↓
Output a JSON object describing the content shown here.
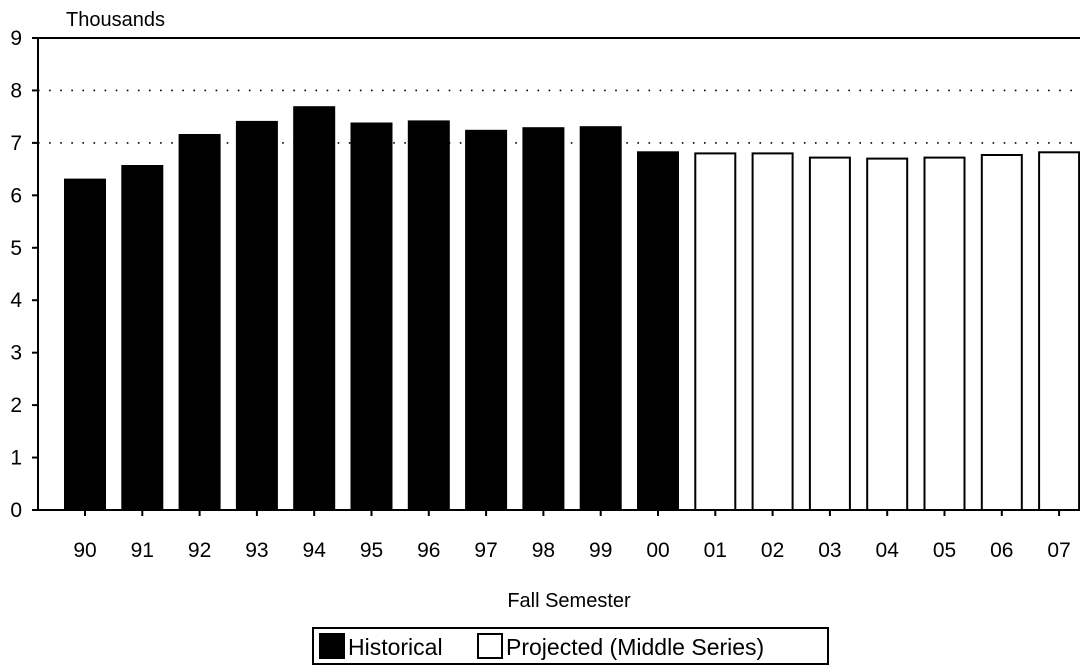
{
  "chart_data": {
    "type": "bar",
    "ylabel": "Thousands",
    "xlabel": "Fall Semester",
    "ylim": [
      0,
      9
    ],
    "yticks": [
      "0",
      "1",
      "2",
      "3",
      "4",
      "5",
      "6",
      "7",
      "8",
      "9"
    ],
    "grid": "dotted horizontal lines at 7 and 8",
    "categories": [
      "90",
      "91",
      "92",
      "93",
      "94",
      "95",
      "96",
      "97",
      "98",
      "99",
      "00",
      "01",
      "02",
      "03",
      "04",
      "05",
      "06",
      "07"
    ],
    "series": [
      {
        "name": "Historical",
        "fill": "#000000",
        "values": [
          6.3,
          6.56,
          7.15,
          7.4,
          7.68,
          7.37,
          7.41,
          7.23,
          7.28,
          7.3,
          6.82,
          null,
          null,
          null,
          null,
          null,
          null,
          null
        ]
      },
      {
        "name": "Projected (Middle Series)",
        "fill": "#ffffff",
        "values": [
          null,
          null,
          null,
          null,
          null,
          null,
          null,
          null,
          null,
          null,
          null,
          6.8,
          6.8,
          6.72,
          6.7,
          6.72,
          6.77,
          6.82
        ]
      }
    ],
    "legend_position": "bottom-center"
  }
}
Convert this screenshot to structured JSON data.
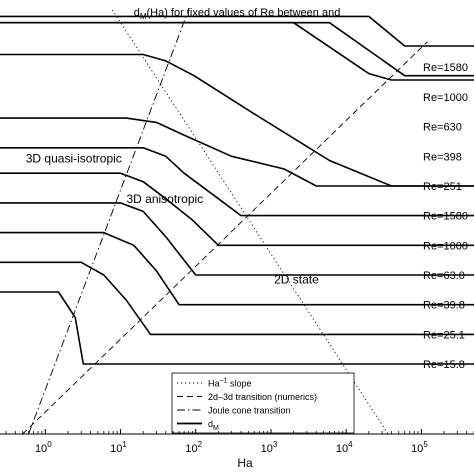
{
  "chart_data": {
    "type": "line",
    "title_main": "d",
    "title_sub": "M",
    "title_rest": "(Ha) for fixed values of Re between  and",
    "xlabel": "Ha",
    "x_scale": "log",
    "xlim": [
      0.25,
      500000
    ],
    "ylim": [
      0,
      1
    ],
    "x_ticks": [
      {
        "base": "10",
        "exp": "0",
        "value": 1
      },
      {
        "base": "10",
        "exp": "1",
        "value": 10
      },
      {
        "base": "10",
        "exp": "2",
        "value": 100
      },
      {
        "base": "10",
        "exp": "3",
        "value": 1000
      },
      {
        "base": "10",
        "exp": "4",
        "value": 10000
      },
      {
        "base": "10",
        "exp": "5",
        "value": 100000
      }
    ],
    "regions": [
      {
        "text": "3D quasi-isotropic",
        "x": 0.55,
        "y": 0.64
      },
      {
        "text": "3D anisotropic",
        "x": 12,
        "y": 0.545
      },
      {
        "text": "2D state",
        "x": 1100,
        "y": 0.355
      }
    ],
    "reference_lines": [
      {
        "name": "ha-slope",
        "style": "dotted",
        "x": [
          7.8,
          36000
        ],
        "y": [
          1.0,
          0.0
        ]
      },
      {
        "name": "transition-2d3d",
        "style": "dashed",
        "x": [
          0.5,
          120000
        ],
        "y": [
          0.0,
          0.925
        ]
      },
      {
        "name": "joule-cone",
        "style": "dashdot",
        "x": [
          0.6,
          80
        ],
        "y": [
          0.0,
          1.0
        ]
      }
    ],
    "series": [
      {
        "label": "Re=1580",
        "label_y": 0.865,
        "x": [
          0.25,
          20,
          40,
          95,
          600,
          6000,
          40000,
          500000
        ],
        "y": [
          0.895,
          0.895,
          0.88,
          0.845,
          0.755,
          0.645,
          0.585,
          0.585
        ]
      },
      {
        "label": "Re=1000",
        "label_y": 0.795,
        "x": [
          0.25,
          2000,
          20000,
          40000,
          500000
        ],
        "y": [
          0.97,
          0.97,
          0.85,
          0.835,
          0.835
        ]
      },
      {
        "label": "Re=630",
        "label_y": 0.725,
        "x": [
          0.25,
          6000,
          60000,
          500000
        ],
        "y": [
          0.97,
          0.97,
          0.845,
          0.845
        ]
      },
      {
        "label": "Re=398",
        "label_y": 0.655,
        "x": [
          0.25,
          20000,
          60000,
          500000
        ],
        "y": [
          0.985,
          0.985,
          0.915,
          0.915
        ]
      },
      {
        "label": "Re=251",
        "label_y": 0.585,
        "x": [
          0.25,
          12,
          30,
          70,
          300,
          1500,
          4000,
          500000
        ],
        "y": [
          0.745,
          0.745,
          0.735,
          0.705,
          0.655,
          0.625,
          0.585,
          0.585
        ]
      },
      {
        "label": "Re=1580",
        "label_y": 0.515,
        "x": [
          0.25,
          20,
          40,
          70,
          200,
          400,
          500000
        ],
        "y": [
          0.675,
          0.675,
          0.655,
          0.615,
          0.555,
          0.515,
          0.515
        ]
      },
      {
        "label": "Re=1000",
        "label_y": 0.445,
        "x": [
          0.25,
          10,
          20,
          40,
          90,
          200,
          500000
        ],
        "y": [
          0.615,
          0.615,
          0.595,
          0.555,
          0.505,
          0.445,
          0.445
        ]
      },
      {
        "label": "Re=63.0",
        "label_y": 0.375,
        "x": [
          0.25,
          10,
          20,
          40,
          100,
          500000
        ],
        "y": [
          0.545,
          0.545,
          0.525,
          0.465,
          0.375,
          0.375
        ]
      },
      {
        "label": "Re=39.8",
        "label_y": 0.305,
        "x": [
          0.25,
          6,
          15,
          30,
          60,
          500000
        ],
        "y": [
          0.475,
          0.475,
          0.445,
          0.385,
          0.305,
          0.305
        ]
      },
      {
        "label": "Re=25.1",
        "label_y": 0.235,
        "x": [
          0.25,
          3,
          6,
          12,
          25,
          500000
        ],
        "y": [
          0.405,
          0.405,
          0.375,
          0.315,
          0.235,
          0.235
        ]
      },
      {
        "label": "Re=15.8",
        "label_y": 0.165,
        "x": [
          0.25,
          1.5,
          2.5,
          3.2,
          500000
        ],
        "y": [
          0.335,
          0.335,
          0.275,
          0.165,
          0.165
        ]
      }
    ],
    "legend": {
      "placement": "lower-center",
      "entries": [
        {
          "style": "dotted",
          "text": "Ha",
          "sup": "−1",
          "text_after": " slope"
        },
        {
          "style": "dashed",
          "text": "2d–3d transition (numerics)",
          "sup": "",
          "text_after": ""
        },
        {
          "style": "dashdot",
          "text": "Joule cone transition",
          "sup": "",
          "text_after": ""
        },
        {
          "style": "solid",
          "text": "d",
          "sub": "M",
          "text_after": ""
        }
      ]
    }
  }
}
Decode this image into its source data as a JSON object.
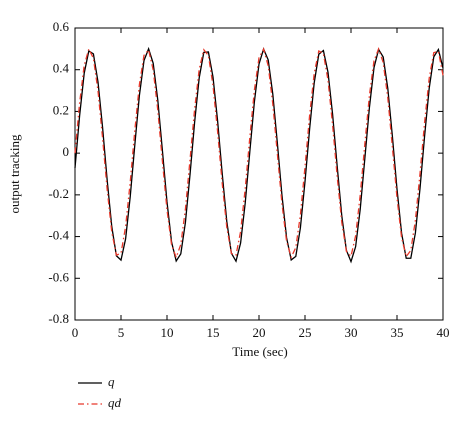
{
  "chart_data": {
    "type": "line",
    "xlabel": "Time (sec)",
    "ylabel": "output tracking",
    "x": [
      0,
      0.5,
      1,
      1.5,
      2,
      2.5,
      3,
      3.5,
      4,
      4.5,
      5,
      5.5,
      6,
      6.5,
      7,
      7.5,
      8,
      8.5,
      9,
      9.5,
      10,
      10.5,
      11,
      11.5,
      12,
      12.5,
      13,
      13.5,
      14,
      14.5,
      15,
      15.5,
      16,
      16.5,
      17,
      17.5,
      18,
      18.5,
      19,
      19.5,
      20,
      20.5,
      21,
      21.5,
      22,
      22.5,
      23,
      23.5,
      24,
      24.5,
      25,
      25.5,
      26,
      26.5,
      27,
      27.5,
      28,
      28.5,
      29,
      29.5,
      30,
      30.5,
      31,
      31.5,
      32,
      32.5,
      33,
      33.5,
      34,
      34.5,
      35,
      35.5,
      36,
      36.5,
      37,
      37.5,
      38,
      38.5,
      39,
      39.5,
      40
    ],
    "series": [
      {
        "name": "q",
        "color": "#000000",
        "dash": "solid",
        "values": [
          -0.071,
          0.179,
          0.383,
          0.49,
          0.476,
          0.342,
          0.122,
          -0.131,
          -0.353,
          -0.492,
          -0.513,
          -0.411,
          -0.21,
          0.039,
          0.277,
          0.444,
          0.5,
          0.431,
          0.254,
          0.013,
          -0.234,
          -0.427,
          -0.517,
          -0.483,
          -0.333,
          -0.104,
          0.147,
          0.361,
          0.483,
          0.485,
          0.365,
          0.155,
          -0.097,
          -0.328,
          -0.48,
          -0.518,
          -0.431,
          -0.24,
          0.006,
          0.247,
          0.427,
          0.499,
          0.447,
          0.283,
          0.046,
          -0.204,
          -0.406,
          -0.512,
          -0.495,
          -0.358,
          -0.137,
          0.115,
          0.337,
          0.474,
          0.492,
          0.388,
          0.186,
          -0.064,
          -0.301,
          -0.466,
          -0.52,
          -0.449,
          -0.27,
          -0.028,
          0.218,
          0.41,
          0.497,
          0.461,
          0.31,
          0.08,
          -0.172,
          -0.384,
          -0.504,
          -0.504,
          -0.382,
          -0.17,
          0.082,
          0.311,
          0.462,
          0.497,
          0.408
        ]
      },
      {
        "name": "qd",
        "color": "#e8382a",
        "dash": "dashdot",
        "values": [
          0,
          0.24,
          0.421,
          0.499,
          0.455,
          0.299,
          0.071,
          -0.176,
          -0.379,
          -0.489,
          -0.48,
          -0.353,
          -0.14,
          0.108,
          0.329,
          0.469,
          0.495,
          0.399,
          0.206,
          -0.038,
          -0.272,
          -0.44,
          -0.5,
          -0.438,
          -0.269,
          -0.033,
          0.21,
          0.402,
          0.496,
          0.468,
          0.325,
          0.104,
          -0.144,
          -0.356,
          -0.481,
          -0.489,
          -0.376,
          -0.171,
          0.075,
          0.302,
          0.457,
          0.499,
          0.419,
          0.236,
          -0.005,
          -0.244,
          -0.423,
          -0.499,
          -0.453,
          -0.296,
          -0.066,
          0.18,
          0.382,
          0.49,
          0.478,
          0.35,
          0.136,
          -0.112,
          -0.332,
          -0.471,
          -0.494,
          -0.397,
          -0.202,
          0.042,
          0.276,
          0.443,
          0.5,
          0.435,
          0.265,
          0.029,
          -0.214,
          -0.405,
          -0.496,
          -0.466,
          -0.322,
          -0.099,
          0.148,
          0.359,
          0.482,
          0.488,
          0.373
        ]
      }
    ],
    "xlim": [
      0,
      40
    ],
    "xticks": [
      0,
      5,
      10,
      15,
      20,
      25,
      30,
      35,
      40
    ],
    "ylim": [
      -0.8,
      0.6
    ],
    "yticks": [
      -0.8,
      -0.6,
      -0.4,
      -0.2,
      0,
      0.2,
      0.4,
      0.6
    ],
    "grid": false,
    "legend": "bottom-left"
  }
}
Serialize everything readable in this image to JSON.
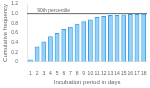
↑
*Challenge*: Pick out all lines from the data above in which the word "xlabel" appears.

*Reply*:
    "xlabel": "Fall Semester",
    "xlabel": "Ha",
    "xlabel": "Time (sec)",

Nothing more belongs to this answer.